## Start SOURCE RECORDS
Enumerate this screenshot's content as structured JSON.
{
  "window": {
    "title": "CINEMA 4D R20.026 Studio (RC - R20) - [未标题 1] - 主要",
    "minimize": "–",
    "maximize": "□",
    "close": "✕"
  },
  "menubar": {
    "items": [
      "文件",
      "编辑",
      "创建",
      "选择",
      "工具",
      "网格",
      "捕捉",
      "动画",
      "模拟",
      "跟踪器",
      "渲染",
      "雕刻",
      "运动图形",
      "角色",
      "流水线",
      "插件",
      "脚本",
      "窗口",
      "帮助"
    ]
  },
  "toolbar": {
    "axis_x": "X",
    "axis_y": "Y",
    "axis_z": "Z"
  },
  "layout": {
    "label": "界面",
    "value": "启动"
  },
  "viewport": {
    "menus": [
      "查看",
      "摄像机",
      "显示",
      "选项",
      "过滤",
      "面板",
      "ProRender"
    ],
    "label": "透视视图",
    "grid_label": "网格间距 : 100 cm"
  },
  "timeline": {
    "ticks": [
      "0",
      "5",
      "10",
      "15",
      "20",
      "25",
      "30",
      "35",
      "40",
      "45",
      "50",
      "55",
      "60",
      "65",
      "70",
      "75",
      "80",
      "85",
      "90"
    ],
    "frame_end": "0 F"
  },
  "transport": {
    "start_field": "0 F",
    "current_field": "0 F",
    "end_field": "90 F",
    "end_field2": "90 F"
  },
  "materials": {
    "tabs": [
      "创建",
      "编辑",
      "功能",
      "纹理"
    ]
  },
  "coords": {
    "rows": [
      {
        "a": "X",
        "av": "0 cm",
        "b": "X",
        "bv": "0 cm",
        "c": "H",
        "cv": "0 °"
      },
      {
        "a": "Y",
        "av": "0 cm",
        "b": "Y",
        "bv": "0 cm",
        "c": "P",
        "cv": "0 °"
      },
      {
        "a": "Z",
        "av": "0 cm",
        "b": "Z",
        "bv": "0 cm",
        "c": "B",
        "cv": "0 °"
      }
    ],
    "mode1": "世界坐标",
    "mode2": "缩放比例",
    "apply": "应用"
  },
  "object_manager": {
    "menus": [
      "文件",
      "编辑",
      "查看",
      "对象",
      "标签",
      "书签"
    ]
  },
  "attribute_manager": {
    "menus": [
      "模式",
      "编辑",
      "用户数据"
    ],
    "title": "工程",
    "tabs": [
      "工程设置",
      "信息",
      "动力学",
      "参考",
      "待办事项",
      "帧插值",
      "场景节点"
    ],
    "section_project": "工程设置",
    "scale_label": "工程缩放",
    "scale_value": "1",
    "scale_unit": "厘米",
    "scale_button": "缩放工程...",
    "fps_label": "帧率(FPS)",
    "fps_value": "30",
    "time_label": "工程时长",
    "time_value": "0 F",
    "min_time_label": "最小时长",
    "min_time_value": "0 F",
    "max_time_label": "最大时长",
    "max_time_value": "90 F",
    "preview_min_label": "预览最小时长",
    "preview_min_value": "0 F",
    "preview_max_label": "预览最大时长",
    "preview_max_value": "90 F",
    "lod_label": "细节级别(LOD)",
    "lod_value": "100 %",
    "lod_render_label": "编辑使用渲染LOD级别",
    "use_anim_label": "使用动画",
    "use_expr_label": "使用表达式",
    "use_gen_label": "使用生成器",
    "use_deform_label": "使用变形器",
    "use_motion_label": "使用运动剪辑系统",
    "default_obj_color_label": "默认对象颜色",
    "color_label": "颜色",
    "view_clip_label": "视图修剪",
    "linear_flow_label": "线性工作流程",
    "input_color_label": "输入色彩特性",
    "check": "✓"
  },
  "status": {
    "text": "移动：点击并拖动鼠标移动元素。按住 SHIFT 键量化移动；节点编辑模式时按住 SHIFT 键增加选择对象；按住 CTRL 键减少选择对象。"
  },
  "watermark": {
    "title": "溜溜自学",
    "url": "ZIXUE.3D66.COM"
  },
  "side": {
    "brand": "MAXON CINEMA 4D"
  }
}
## End SOURCE RECORDS
> [GIVEN EXERCISE] Pull out all lines in the data above that include "CINEMA".

> [RIGHT ANSWER]
    "title": "CINEMA 4D R20.026 Studio (RC - R20) - [未标题 1] - 主要",
    "brand": "MAXON CINEMA 4D"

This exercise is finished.